### [Input records]
++++
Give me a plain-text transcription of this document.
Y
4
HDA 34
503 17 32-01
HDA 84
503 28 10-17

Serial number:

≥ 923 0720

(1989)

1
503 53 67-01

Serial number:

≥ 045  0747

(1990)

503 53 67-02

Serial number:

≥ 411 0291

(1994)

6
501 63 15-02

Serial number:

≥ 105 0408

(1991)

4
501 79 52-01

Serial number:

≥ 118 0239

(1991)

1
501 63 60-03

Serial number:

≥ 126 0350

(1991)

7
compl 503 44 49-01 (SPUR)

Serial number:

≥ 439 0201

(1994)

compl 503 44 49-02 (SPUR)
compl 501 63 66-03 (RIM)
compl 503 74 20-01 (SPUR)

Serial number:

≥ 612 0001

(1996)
++++
### [Directive]
Scan the material above for the string "compl" and report each line where you find it.

### [Written response]
compl 503 44 49-01 (SPUR)
compl 503 44 49-02 (SPUR)
compl 501 63 66-03 (RIM)
compl 503 74 20-01 (SPUR)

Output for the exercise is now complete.